* **SET TASK**
Check every line of the material below for the string "active", and return the ones that have it.

* **PROVIDED RECORDS**
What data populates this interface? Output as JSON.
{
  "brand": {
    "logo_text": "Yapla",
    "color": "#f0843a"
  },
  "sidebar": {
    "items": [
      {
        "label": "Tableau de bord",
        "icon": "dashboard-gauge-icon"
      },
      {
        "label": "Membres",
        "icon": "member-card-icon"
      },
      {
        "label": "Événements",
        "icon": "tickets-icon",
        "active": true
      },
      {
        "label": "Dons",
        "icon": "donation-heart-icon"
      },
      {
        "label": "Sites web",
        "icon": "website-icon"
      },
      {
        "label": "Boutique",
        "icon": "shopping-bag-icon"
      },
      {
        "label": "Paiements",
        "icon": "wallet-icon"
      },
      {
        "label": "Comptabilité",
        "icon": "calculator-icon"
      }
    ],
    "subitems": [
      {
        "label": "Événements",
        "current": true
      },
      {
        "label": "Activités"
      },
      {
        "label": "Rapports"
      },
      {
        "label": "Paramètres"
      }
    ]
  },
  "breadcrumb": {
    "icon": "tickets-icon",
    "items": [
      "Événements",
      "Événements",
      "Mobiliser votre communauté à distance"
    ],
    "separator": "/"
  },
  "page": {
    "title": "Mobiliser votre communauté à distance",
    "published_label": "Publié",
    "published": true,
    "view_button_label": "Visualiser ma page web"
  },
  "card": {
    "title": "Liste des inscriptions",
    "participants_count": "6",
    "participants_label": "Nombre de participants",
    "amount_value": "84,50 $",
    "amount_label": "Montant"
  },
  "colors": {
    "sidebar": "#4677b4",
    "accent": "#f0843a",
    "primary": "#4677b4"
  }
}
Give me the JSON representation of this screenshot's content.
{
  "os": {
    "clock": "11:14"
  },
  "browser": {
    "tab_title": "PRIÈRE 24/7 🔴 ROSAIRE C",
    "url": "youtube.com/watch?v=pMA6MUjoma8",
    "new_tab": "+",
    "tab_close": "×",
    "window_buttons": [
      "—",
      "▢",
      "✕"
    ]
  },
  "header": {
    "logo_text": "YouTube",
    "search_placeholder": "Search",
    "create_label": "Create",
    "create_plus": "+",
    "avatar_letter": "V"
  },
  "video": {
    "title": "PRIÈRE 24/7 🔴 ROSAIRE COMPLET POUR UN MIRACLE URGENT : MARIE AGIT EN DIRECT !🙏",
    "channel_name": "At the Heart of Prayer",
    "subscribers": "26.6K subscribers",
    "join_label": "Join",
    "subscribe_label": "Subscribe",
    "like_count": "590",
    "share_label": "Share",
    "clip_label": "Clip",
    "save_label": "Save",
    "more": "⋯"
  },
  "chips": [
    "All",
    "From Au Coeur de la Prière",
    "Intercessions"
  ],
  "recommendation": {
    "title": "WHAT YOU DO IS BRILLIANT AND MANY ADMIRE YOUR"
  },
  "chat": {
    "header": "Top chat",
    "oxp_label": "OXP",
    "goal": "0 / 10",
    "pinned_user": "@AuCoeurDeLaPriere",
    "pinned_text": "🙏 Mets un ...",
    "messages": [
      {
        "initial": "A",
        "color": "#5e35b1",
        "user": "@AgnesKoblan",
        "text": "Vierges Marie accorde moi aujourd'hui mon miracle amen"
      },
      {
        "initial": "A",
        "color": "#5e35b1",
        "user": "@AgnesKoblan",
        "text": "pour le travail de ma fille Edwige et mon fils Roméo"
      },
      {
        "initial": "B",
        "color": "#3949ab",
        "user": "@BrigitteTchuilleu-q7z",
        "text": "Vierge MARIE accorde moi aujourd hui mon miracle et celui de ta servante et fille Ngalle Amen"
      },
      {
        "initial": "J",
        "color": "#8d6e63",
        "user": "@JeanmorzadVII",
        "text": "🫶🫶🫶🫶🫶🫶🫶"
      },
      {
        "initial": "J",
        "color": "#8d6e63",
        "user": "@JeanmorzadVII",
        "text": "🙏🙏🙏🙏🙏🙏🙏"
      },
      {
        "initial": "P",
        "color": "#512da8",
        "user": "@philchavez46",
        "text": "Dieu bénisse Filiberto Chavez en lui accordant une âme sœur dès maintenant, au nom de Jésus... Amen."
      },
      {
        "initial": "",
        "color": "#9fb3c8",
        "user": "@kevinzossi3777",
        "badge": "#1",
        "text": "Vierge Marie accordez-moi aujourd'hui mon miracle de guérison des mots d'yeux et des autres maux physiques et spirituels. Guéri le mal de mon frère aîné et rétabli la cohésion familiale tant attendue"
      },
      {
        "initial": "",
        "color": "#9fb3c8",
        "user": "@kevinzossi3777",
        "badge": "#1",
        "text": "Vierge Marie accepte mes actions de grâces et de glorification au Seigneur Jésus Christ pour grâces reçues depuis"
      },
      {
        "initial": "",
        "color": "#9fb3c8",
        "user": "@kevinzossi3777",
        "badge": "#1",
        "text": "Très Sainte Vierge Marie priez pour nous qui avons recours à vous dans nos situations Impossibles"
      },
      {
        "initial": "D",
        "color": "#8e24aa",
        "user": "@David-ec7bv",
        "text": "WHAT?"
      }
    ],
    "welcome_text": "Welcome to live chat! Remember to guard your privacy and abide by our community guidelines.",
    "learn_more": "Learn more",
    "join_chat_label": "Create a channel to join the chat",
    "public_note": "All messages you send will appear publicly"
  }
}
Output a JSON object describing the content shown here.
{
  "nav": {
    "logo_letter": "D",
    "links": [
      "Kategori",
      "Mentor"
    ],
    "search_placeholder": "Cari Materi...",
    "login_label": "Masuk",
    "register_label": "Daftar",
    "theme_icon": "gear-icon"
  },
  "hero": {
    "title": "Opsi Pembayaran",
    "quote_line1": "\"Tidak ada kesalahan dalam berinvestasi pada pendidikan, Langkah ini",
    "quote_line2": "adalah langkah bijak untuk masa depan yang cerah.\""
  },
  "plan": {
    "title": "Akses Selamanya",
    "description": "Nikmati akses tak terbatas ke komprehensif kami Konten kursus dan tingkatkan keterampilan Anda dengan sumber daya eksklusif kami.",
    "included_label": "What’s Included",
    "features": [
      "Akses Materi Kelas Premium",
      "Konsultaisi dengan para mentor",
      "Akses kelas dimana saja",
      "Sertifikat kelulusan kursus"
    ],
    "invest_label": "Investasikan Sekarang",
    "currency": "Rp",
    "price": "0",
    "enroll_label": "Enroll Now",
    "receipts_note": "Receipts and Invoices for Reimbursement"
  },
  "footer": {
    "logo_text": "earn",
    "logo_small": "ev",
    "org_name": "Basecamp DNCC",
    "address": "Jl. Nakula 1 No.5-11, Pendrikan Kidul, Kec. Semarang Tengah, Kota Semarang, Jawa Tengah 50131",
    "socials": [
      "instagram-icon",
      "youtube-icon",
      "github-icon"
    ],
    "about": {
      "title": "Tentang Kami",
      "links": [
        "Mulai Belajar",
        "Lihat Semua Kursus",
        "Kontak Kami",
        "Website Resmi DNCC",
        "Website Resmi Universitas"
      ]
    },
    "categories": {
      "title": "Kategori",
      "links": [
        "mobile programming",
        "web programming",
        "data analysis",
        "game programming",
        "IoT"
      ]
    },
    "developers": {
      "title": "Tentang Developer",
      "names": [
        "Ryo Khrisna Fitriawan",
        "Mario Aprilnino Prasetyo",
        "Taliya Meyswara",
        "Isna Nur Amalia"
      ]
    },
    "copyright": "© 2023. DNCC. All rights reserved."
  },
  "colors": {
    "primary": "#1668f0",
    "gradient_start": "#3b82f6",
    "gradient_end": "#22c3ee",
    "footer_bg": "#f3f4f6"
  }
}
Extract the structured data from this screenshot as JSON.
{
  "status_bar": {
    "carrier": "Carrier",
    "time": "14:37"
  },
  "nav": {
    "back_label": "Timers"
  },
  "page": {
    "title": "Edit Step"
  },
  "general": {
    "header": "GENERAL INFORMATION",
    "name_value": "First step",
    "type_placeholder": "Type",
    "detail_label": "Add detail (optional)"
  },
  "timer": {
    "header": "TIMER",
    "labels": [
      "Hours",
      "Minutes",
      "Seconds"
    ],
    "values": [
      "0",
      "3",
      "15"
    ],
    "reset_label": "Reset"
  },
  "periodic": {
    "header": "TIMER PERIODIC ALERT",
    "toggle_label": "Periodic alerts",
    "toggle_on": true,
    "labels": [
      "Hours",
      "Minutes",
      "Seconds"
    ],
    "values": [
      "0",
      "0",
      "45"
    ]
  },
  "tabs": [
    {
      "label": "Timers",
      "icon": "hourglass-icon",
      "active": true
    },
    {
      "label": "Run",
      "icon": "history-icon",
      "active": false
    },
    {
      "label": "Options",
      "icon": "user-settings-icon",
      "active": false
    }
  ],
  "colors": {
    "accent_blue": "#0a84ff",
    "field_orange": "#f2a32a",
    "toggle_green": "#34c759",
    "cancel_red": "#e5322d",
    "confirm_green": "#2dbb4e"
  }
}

* **SOLVED EXERCISE**
        "active": true
      "active": true
      "active": false
      "active": false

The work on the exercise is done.